■ **Activity**:
Write down nothing except how many lines in the entries contain "such".

Stored records
......
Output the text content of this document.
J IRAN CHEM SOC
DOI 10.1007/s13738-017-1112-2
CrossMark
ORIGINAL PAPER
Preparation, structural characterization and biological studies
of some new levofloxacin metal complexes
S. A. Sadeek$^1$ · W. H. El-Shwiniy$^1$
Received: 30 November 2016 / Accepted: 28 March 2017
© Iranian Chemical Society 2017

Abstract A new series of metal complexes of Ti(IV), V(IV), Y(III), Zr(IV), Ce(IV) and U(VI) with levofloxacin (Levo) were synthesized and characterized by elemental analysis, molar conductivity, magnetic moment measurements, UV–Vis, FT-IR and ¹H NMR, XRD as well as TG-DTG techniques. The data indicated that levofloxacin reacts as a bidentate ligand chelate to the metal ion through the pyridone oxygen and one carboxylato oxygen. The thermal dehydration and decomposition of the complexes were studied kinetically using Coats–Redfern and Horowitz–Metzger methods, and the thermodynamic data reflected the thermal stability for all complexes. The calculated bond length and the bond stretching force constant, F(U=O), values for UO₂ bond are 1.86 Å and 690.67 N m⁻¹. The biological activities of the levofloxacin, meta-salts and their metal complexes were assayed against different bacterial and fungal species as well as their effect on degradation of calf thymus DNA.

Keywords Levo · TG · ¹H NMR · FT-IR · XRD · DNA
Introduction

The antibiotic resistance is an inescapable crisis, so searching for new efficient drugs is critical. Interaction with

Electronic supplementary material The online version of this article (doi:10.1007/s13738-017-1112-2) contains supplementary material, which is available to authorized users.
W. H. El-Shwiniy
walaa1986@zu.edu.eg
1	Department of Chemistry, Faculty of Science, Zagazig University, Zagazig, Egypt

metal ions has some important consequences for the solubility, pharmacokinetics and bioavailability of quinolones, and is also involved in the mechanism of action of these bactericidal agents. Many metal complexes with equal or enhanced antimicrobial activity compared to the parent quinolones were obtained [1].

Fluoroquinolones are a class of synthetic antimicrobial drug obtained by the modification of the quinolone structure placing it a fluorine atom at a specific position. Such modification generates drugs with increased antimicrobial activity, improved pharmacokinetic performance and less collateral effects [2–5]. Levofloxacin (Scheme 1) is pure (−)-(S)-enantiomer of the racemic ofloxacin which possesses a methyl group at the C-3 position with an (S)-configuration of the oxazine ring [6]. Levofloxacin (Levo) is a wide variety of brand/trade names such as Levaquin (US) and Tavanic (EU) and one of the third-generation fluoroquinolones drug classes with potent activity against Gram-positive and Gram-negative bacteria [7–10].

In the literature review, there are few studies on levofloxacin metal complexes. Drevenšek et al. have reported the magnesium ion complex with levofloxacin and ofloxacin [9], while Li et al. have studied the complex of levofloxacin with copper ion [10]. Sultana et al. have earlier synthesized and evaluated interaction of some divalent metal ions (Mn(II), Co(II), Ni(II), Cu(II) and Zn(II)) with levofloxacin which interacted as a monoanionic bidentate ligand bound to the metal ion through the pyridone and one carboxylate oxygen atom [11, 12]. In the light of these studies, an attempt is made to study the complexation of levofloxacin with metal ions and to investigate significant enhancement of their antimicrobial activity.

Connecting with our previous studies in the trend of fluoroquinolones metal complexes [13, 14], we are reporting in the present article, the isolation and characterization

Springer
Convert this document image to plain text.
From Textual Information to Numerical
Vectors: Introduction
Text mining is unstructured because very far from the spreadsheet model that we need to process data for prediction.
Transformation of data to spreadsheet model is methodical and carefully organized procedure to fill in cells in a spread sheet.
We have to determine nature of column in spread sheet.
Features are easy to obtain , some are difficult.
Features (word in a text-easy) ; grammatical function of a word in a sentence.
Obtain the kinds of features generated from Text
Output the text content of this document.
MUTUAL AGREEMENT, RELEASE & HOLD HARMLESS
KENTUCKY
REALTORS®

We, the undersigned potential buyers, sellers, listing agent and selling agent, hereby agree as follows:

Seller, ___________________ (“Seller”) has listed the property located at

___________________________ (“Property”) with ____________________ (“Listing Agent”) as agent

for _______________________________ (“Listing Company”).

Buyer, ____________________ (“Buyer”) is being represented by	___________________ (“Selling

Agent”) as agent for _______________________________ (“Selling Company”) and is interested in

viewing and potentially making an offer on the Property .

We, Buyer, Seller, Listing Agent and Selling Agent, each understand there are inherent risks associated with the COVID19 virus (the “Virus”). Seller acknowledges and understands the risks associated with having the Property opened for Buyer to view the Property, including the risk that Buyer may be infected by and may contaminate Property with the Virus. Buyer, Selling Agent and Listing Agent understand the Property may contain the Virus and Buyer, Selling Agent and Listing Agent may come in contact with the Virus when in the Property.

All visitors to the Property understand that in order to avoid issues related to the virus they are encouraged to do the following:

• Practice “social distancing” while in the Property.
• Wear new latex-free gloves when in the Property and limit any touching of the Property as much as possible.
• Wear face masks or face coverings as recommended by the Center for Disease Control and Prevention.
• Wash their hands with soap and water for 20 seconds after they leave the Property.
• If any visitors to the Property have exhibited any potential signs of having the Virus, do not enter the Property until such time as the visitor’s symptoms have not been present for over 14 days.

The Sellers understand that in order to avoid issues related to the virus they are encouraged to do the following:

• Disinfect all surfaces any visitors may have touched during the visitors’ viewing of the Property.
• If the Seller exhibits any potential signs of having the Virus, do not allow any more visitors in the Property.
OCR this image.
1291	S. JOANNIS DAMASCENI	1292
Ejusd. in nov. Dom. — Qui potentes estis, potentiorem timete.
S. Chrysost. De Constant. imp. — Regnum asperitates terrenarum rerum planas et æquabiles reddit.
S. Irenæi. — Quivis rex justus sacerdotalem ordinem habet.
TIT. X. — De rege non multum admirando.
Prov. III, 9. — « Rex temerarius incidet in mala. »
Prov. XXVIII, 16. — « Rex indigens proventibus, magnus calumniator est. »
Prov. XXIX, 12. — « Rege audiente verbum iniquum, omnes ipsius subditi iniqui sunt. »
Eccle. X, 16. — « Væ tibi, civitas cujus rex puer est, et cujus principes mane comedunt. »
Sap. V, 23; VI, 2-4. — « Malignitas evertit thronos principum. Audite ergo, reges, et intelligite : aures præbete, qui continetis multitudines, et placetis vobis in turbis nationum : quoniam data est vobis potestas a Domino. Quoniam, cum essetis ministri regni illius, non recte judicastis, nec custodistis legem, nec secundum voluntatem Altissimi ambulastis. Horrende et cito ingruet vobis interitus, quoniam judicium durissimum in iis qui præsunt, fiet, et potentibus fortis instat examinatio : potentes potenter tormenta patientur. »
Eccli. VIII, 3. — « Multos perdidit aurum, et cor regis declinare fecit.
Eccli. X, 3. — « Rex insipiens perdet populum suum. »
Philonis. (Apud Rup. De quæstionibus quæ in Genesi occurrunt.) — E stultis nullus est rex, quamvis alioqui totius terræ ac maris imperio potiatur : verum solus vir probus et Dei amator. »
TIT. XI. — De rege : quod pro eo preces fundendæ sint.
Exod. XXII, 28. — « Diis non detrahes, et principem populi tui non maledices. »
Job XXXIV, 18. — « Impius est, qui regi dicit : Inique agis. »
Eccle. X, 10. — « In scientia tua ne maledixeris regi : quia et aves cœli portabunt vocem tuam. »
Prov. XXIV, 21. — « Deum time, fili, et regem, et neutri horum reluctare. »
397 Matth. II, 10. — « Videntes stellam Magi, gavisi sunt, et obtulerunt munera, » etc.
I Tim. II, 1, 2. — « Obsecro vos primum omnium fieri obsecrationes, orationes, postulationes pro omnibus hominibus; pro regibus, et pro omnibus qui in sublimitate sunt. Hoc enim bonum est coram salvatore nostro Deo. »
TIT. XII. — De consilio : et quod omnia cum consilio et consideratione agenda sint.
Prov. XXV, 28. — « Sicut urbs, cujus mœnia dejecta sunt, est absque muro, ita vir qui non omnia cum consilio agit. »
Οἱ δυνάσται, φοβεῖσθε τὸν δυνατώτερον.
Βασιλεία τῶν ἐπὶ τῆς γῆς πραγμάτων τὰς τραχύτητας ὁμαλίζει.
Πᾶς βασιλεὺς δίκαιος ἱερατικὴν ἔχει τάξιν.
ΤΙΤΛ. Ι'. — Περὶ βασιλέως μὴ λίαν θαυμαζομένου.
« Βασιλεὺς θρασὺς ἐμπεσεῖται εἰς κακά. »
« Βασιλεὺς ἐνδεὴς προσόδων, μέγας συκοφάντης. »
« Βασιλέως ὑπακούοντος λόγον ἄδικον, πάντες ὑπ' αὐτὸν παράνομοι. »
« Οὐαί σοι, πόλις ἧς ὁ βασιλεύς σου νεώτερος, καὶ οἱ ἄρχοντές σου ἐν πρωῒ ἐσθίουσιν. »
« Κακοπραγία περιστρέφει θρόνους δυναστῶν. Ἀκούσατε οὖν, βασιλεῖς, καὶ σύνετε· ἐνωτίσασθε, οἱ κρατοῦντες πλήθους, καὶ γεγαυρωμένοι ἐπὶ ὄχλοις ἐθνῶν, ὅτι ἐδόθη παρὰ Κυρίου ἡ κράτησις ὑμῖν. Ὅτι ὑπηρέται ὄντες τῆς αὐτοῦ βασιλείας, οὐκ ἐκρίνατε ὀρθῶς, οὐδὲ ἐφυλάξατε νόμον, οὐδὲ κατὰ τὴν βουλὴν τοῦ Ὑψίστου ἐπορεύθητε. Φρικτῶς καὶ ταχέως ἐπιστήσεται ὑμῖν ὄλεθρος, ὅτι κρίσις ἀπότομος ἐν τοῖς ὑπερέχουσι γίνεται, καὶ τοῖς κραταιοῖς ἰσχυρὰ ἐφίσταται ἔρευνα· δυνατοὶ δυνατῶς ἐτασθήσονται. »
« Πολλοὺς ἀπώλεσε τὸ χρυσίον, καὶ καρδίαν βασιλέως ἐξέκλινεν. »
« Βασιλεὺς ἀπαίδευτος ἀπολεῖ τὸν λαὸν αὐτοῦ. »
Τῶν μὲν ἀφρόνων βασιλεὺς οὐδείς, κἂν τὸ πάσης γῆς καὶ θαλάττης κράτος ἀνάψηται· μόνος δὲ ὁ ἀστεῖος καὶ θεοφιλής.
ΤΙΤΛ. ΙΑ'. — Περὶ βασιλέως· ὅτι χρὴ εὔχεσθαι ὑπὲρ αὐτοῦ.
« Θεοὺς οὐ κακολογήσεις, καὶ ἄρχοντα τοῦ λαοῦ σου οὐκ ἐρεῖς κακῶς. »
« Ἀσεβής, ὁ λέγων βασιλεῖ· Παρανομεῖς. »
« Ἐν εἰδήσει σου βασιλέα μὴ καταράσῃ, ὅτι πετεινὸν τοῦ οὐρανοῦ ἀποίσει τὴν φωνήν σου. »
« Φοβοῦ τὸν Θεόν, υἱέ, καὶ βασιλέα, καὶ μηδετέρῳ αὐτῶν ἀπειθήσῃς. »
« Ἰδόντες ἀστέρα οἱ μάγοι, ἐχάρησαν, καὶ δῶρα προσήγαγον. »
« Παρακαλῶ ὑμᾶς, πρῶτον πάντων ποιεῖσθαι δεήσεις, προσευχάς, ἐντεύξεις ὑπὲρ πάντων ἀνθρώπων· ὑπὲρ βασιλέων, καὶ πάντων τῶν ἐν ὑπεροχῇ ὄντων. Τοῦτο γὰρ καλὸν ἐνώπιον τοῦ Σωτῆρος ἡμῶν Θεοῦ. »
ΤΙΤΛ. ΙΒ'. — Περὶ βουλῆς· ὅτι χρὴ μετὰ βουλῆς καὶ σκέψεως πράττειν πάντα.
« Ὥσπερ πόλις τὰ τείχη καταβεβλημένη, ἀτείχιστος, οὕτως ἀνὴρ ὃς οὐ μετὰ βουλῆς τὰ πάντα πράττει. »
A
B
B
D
......
■ **The answer**:
2